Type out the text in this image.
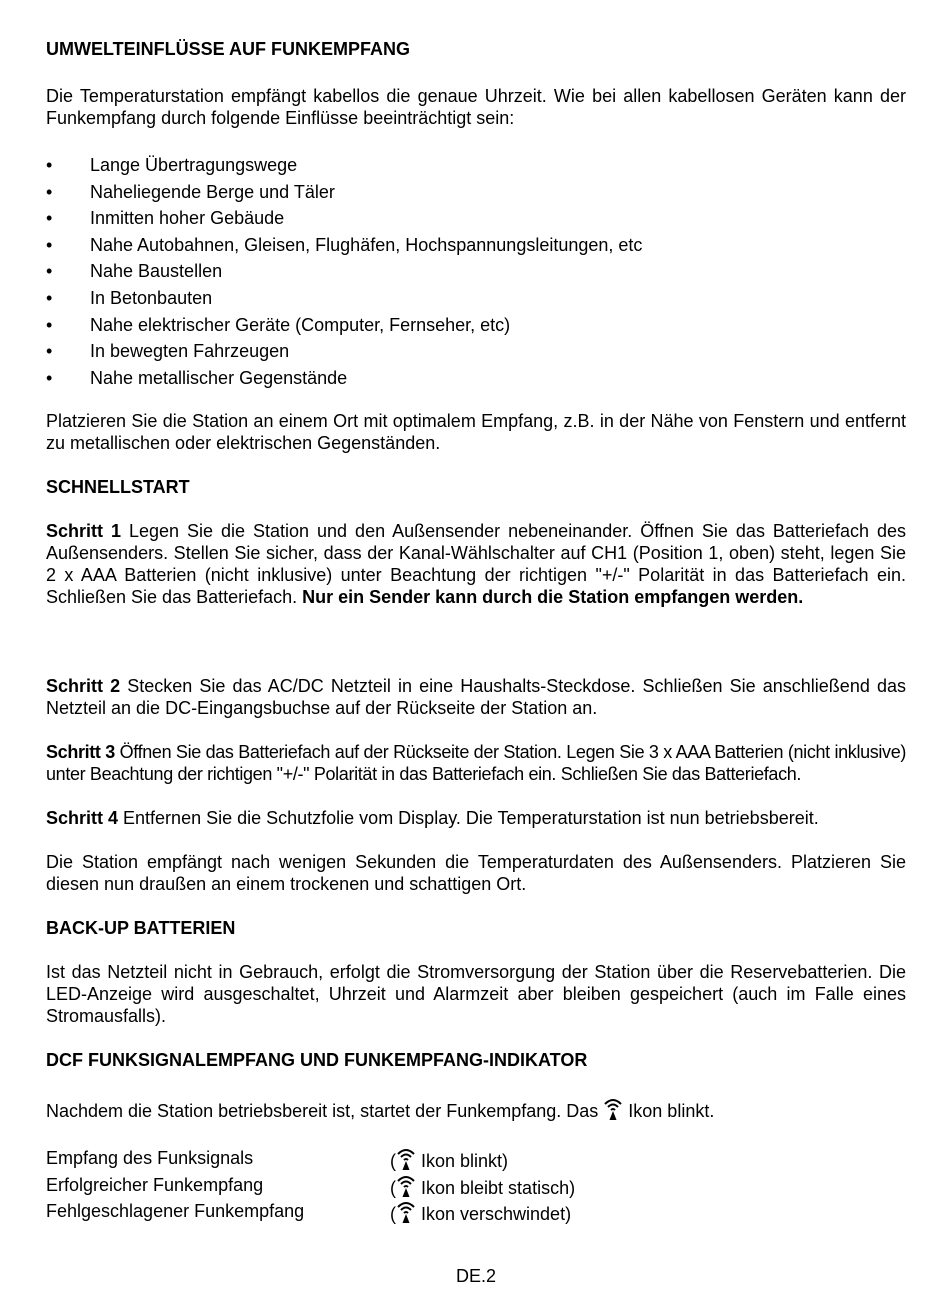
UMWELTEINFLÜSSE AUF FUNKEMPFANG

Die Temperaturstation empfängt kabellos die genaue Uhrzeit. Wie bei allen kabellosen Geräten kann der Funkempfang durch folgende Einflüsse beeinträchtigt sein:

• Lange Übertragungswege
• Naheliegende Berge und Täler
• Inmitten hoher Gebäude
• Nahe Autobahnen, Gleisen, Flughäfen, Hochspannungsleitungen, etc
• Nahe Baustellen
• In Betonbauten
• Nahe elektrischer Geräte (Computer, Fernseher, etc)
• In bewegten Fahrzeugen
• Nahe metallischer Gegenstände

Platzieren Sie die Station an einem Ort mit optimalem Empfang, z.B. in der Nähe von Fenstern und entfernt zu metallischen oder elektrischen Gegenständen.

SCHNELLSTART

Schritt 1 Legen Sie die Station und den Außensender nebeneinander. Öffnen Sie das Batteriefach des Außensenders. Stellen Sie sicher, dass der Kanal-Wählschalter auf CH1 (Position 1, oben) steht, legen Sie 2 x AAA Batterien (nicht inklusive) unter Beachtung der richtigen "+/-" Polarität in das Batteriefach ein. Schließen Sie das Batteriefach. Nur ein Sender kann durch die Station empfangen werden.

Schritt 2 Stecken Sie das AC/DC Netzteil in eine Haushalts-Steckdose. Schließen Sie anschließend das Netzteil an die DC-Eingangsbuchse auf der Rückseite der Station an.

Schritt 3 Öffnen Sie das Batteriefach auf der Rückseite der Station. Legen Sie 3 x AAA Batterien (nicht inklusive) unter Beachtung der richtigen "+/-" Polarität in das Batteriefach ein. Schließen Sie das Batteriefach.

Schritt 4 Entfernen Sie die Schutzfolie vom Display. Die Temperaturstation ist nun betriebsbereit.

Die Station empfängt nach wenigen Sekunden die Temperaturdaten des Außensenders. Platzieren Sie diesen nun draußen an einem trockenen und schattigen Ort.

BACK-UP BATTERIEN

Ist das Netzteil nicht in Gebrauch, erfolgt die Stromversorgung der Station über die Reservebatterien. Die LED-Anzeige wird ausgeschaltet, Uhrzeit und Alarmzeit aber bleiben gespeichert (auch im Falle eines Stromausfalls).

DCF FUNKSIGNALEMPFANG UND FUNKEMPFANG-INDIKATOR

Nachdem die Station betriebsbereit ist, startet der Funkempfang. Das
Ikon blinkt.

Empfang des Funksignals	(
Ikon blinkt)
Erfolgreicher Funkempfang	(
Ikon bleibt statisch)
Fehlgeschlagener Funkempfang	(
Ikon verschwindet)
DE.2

+++

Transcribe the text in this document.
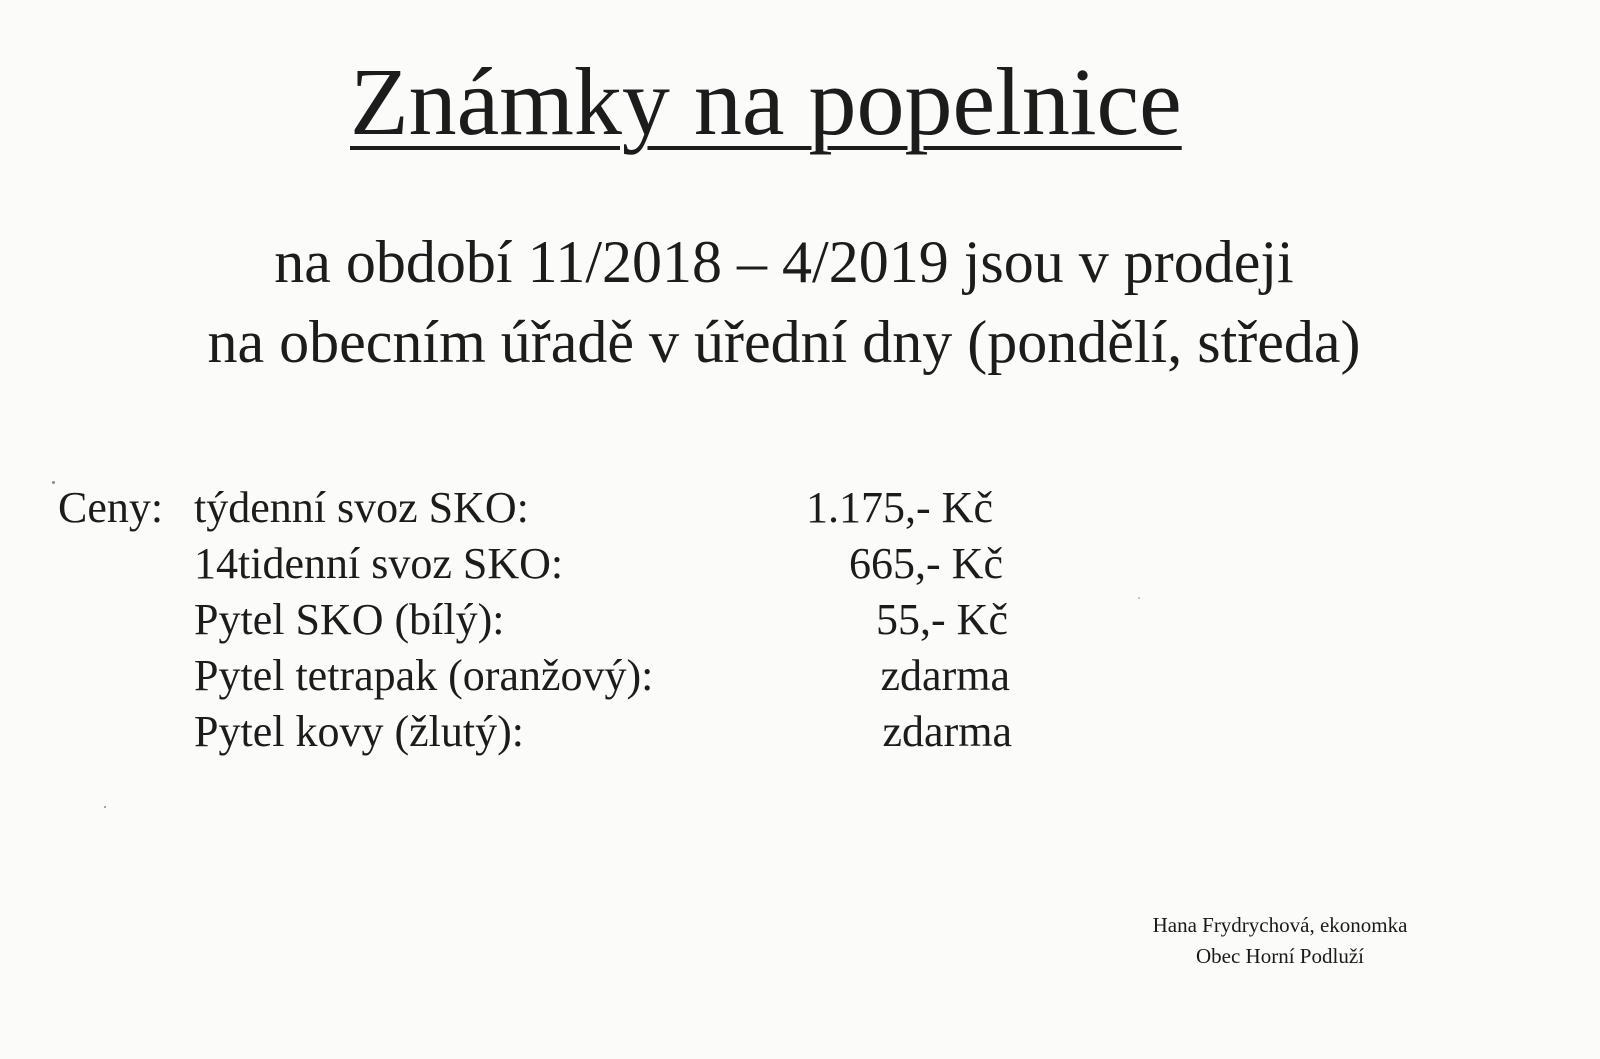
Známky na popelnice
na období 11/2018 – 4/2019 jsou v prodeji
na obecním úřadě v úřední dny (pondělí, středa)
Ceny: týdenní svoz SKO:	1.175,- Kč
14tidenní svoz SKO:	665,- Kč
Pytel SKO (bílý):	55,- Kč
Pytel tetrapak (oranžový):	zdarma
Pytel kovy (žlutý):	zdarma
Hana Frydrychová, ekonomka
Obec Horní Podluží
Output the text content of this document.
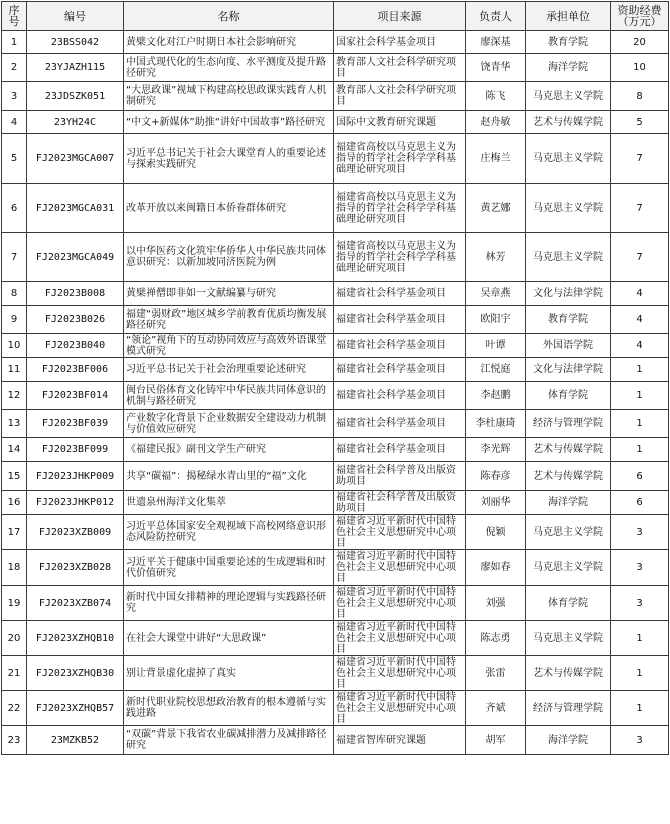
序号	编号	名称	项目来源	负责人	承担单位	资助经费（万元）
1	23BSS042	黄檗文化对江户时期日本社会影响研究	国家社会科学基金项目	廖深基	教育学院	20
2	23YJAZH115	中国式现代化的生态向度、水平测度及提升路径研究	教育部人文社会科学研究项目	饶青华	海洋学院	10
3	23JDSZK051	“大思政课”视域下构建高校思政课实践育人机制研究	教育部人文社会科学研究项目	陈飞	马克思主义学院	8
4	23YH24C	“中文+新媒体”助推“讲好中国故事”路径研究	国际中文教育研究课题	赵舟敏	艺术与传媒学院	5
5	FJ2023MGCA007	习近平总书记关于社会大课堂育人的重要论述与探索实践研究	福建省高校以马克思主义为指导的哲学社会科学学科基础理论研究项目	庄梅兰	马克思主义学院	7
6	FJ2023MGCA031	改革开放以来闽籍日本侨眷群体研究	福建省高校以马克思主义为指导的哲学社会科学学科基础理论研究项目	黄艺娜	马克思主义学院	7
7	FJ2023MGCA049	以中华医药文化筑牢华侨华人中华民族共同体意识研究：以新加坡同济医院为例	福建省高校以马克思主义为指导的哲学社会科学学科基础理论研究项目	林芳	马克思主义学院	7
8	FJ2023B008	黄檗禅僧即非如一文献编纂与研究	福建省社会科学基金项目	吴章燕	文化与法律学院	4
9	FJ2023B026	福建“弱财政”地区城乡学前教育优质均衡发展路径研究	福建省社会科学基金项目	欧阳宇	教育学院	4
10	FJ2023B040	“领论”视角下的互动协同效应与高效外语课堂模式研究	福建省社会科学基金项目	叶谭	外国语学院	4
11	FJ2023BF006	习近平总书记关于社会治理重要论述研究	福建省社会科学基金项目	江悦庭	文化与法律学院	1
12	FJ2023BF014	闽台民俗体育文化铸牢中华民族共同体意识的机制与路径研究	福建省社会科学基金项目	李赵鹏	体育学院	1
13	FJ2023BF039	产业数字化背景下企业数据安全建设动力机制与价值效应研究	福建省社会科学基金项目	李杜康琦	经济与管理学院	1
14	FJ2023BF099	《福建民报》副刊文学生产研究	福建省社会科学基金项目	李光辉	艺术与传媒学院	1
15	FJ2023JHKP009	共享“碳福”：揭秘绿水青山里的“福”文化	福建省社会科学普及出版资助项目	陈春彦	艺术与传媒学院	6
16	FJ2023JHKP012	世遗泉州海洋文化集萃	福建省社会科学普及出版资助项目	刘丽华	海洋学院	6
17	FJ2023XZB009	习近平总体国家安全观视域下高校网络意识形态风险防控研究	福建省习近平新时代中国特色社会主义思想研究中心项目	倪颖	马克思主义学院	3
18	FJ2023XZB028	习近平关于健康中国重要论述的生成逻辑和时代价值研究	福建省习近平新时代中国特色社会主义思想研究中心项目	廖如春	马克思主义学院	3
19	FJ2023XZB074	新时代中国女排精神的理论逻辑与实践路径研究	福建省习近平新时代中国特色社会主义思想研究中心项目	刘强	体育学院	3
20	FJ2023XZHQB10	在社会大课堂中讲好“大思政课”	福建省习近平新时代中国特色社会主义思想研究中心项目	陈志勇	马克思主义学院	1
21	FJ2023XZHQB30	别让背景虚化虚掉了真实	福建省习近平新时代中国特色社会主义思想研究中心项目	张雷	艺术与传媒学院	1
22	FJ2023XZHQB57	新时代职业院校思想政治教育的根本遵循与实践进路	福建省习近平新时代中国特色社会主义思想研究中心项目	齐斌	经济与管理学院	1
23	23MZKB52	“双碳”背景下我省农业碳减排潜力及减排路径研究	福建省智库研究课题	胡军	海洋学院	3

+++

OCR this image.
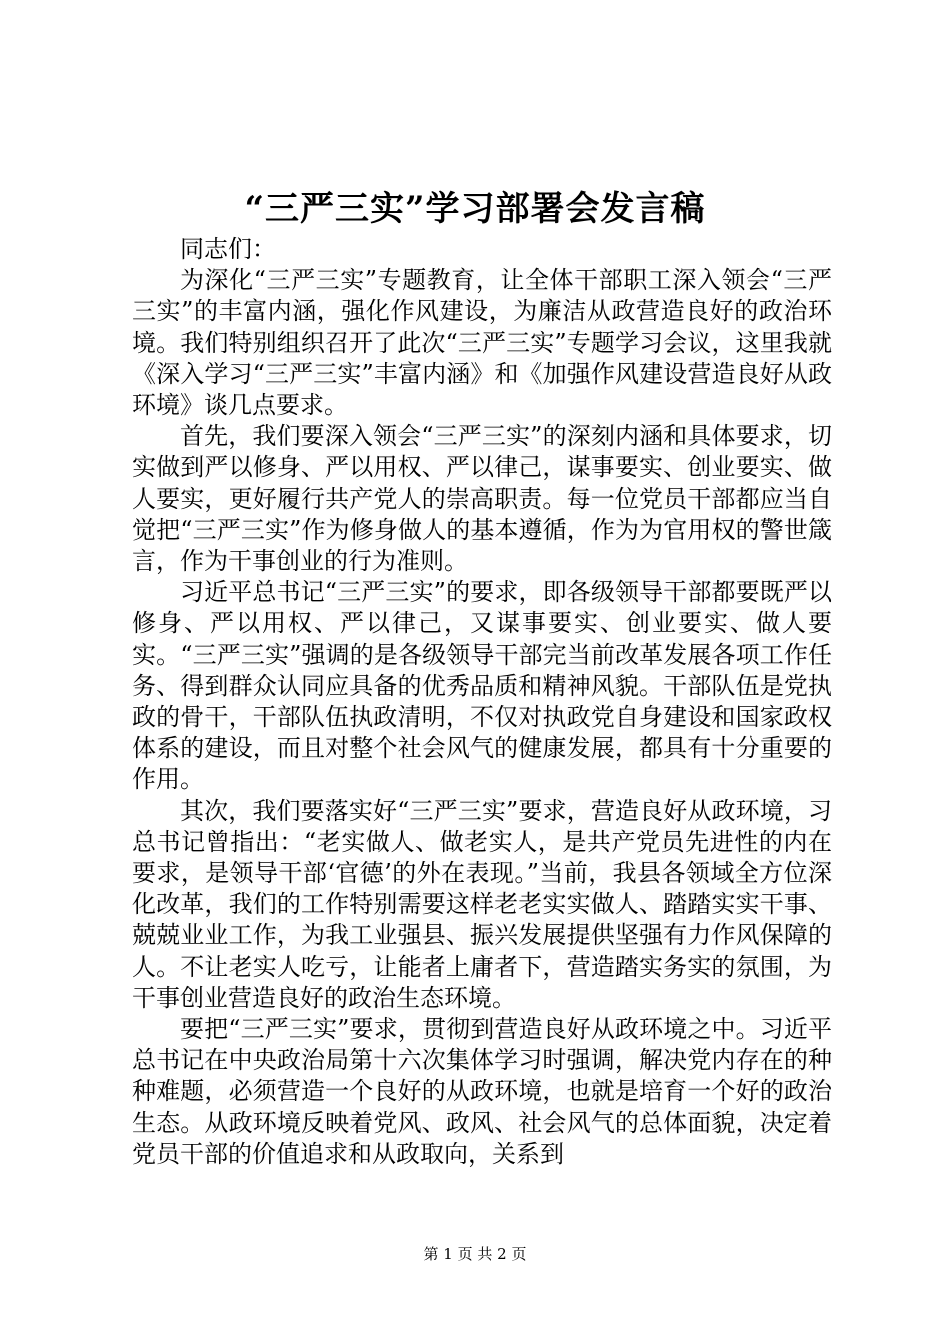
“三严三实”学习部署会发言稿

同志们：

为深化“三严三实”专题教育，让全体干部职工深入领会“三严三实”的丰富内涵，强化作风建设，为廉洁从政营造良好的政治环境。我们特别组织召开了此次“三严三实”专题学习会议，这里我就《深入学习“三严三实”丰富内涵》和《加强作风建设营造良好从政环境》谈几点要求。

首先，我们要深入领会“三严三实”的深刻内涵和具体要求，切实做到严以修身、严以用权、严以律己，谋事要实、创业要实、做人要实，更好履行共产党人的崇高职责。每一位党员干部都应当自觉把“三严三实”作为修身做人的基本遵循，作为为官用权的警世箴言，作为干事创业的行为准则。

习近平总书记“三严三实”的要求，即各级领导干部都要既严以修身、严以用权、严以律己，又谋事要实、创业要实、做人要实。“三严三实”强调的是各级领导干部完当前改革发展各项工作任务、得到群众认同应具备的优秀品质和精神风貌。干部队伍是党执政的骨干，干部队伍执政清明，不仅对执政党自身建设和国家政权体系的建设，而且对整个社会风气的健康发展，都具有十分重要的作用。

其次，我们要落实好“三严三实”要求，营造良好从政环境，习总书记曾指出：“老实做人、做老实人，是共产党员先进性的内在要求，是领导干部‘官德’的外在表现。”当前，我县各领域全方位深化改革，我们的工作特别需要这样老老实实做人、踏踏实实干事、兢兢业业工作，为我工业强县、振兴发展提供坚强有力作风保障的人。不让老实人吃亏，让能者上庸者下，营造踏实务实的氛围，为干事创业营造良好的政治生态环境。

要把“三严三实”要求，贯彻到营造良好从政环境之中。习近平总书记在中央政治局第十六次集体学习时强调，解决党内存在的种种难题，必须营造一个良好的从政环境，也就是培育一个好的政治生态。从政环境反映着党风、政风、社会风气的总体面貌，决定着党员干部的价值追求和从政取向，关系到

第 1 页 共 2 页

+++

_YOUR TASK_. Pull out each line of the entries that contains "福建省社会科学普及出版资助项目".

_CORRECT RESPONSE_.
15	FJ2023JHKP009	共享“碳福”：揭秘绿水青山里的“福”文化	福建省社会科学普及出版资助项目	陈春彦	艺术与传媒学院	6
16	FJ2023JHKP012	世遗泉州海洋文化集萃	福建省社会科学普及出版资助项目	刘丽华	海洋学院	6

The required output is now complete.